Provided information:
— start —

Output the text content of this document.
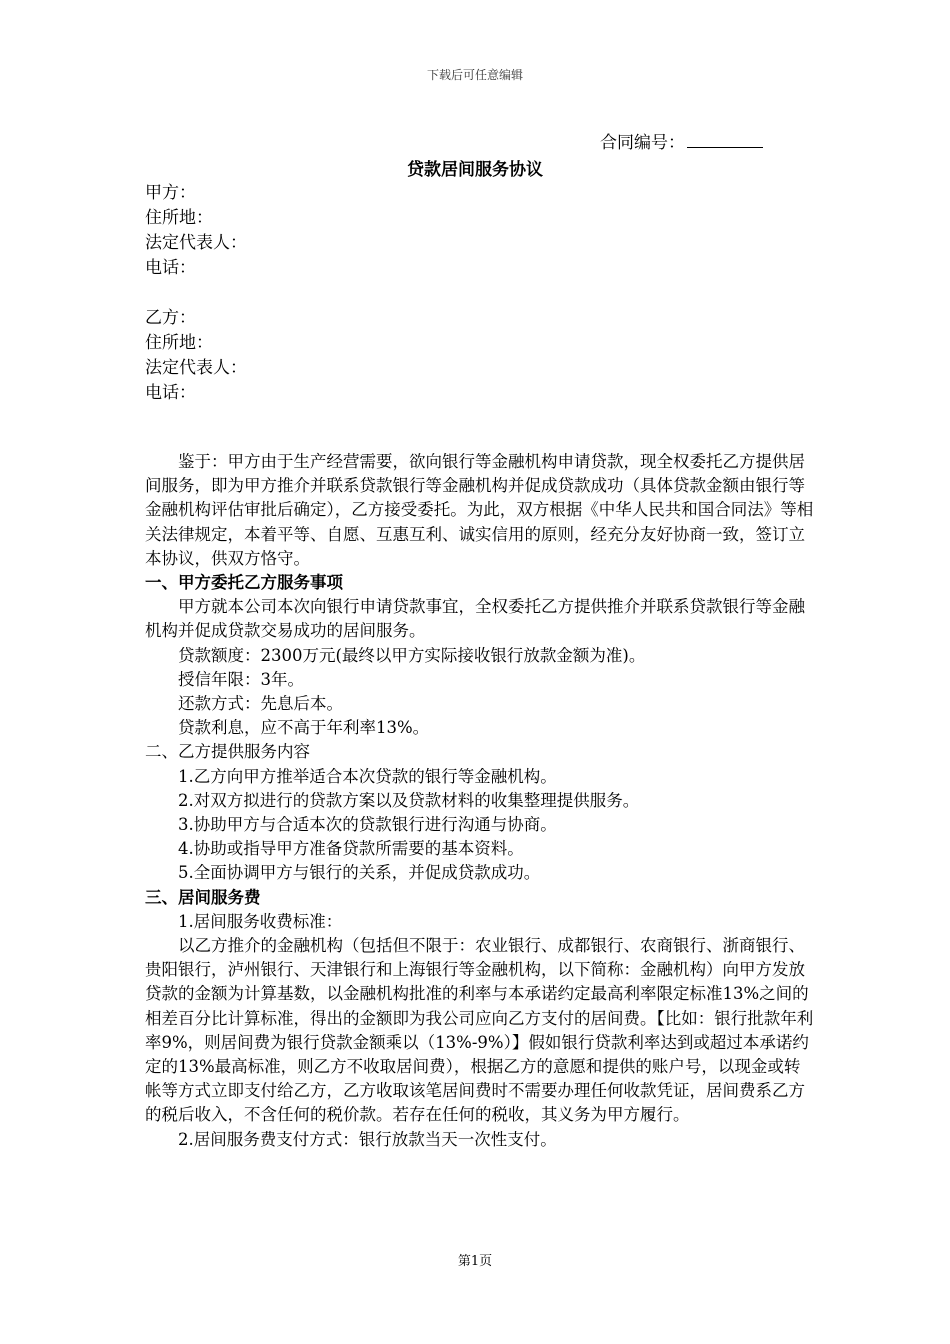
下载后可任意编辑
合同编号：
贷款居间服务协议
甲方：
住所地：
法定代表人：
电话：
乙方：
住所地：
法定代表人：
电话：

鉴于：甲方由于生产经营需要，欲向银行等金融机构申请贷款，现全权委托乙方提供居间服务，即为甲方推介并联系贷款银行等金融机构并促成贷款成功（具体贷款金额由银行等金融机构评估审批后确定），乙方接受委托。为此，双方根据《中华人民共和国合同法》等相关法律规定，本着平等、自愿、互惠互利、诚实信用的原则，经充分友好协商一致，签订立本协议，供双方恪守。

一、甲方委托乙方服务事项

甲方就本公司本次向银行申请贷款事宜，全权委托乙方提供推介并联系贷款银行等金融机构并促成贷款交易成功的居间服务。

贷款额度：2300万元(最终以甲方实际接收银行放款金额为准)。

授信年限：3年。

还款方式：先息后本。

贷款利息，应不高于年利率13%。

二、乙方提供服务内容

1.乙方向甲方推举适合本次贷款的银行等金融机构。

2.对双方拟进行的贷款方案以及贷款材料的收集整理提供服务。

3.协助甲方与合适本次的贷款银行进行沟通与协商。

4.协助或指导甲方准备贷款所需要的基本资料。

5.全面协调甲方与银行的关系，并促成贷款成功。

三、居间服务费

1.居间服务收费标准：

以乙方推介的金融机构（包括但不限于：农业银行、成都银行、农商银行、浙商银行、贵阳银行，泸州银行、天津银行和上海银行等金融机构，以下简称：金融机构）向甲方发放贷款的金额为计算基数，以金融机构批准的利率与本承诺约定最高利率限定标准13%之间的相差百分比计算标准，得出的金额即为我公司应向乙方支付的居间费。【比如：银行批款年利率9%，则居间费为银行贷款金额乘以（13%-9%）】假如银行贷款利率达到或超过本承诺约定的13%最高标准，则乙方不收取居间费），根据乙方的意愿和提供的账户号，以现金或转帐等方式立即支付给乙方，乙方收取该笔居间费时不需要办理任何收款凭证，居间费系乙方的税后收入，不含任何的税价款。若存在任何的税收，其义务为甲方履行。

2.居间服务费支付方式：银行放款当天一次性支付。

第1页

— end —

Problem to solve: Copy out the listing exactly as it stands, but not the pictures.

Correct result:
Output the text content of this document.
下载后可任意编辑
合同编号：
贷款居间服务协议
甲方：
住所地：
法定代表人：
电话：
乙方：
住所地：
法定代表人：
电话：

鉴于：甲方由于生产经营需要，欲向银行等金融机构申请贷款，现全权委托乙方提供居间服务，即为甲方推介并联系贷款银行等金融机构并促成贷款成功（具体贷款金额由银行等金融机构评估审批后确定），乙方接受委托。为此，双方根据《中华人民共和国合同法》等相关法律规定，本着平等、自愿、互惠互利、诚实信用的原则，经充分友好协商一致，签订立本协议，供双方恪守。

一、甲方委托乙方服务事项

甲方就本公司本次向银行申请贷款事宜，全权委托乙方提供推介并联系贷款银行等金融机构并促成贷款交易成功的居间服务。

贷款额度：2300万元(最终以甲方实际接收银行放款金额为准)。

授信年限：3年。

还款方式：先息后本。

贷款利息，应不高于年利率13%。

二、乙方提供服务内容

1.乙方向甲方推举适合本次贷款的银行等金融机构。

2.对双方拟进行的贷款方案以及贷款材料的收集整理提供服务。

3.协助甲方与合适本次的贷款银行进行沟通与协商。

4.协助或指导甲方准备贷款所需要的基本资料。

5.全面协调甲方与银行的关系，并促成贷款成功。

三、居间服务费

1.居间服务收费标准：

以乙方推介的金融机构（包括但不限于：农业银行、成都银行、农商银行、浙商银行、贵阳银行，泸州银行、天津银行和上海银行等金融机构，以下简称：金融机构）向甲方发放贷款的金额为计算基数，以金融机构批准的利率与本承诺约定最高利率限定标准13%之间的相差百分比计算标准，得出的金额即为我公司应向乙方支付的居间费。【比如：银行批款年利率9%，则居间费为银行贷款金额乘以（13%-9%）】假如银行贷款利率达到或超过本承诺约定的13%最高标准，则乙方不收取居间费），根据乙方的意愿和提供的账户号，以现金或转帐等方式立即支付给乙方，乙方收取该笔居间费时不需要办理任何收款凭证，居间费系乙方的税后收入，不含任何的税价款。若存在任何的税收，其义务为甲方履行。

2.居间服务费支付方式：银行放款当天一次性支付。

第1页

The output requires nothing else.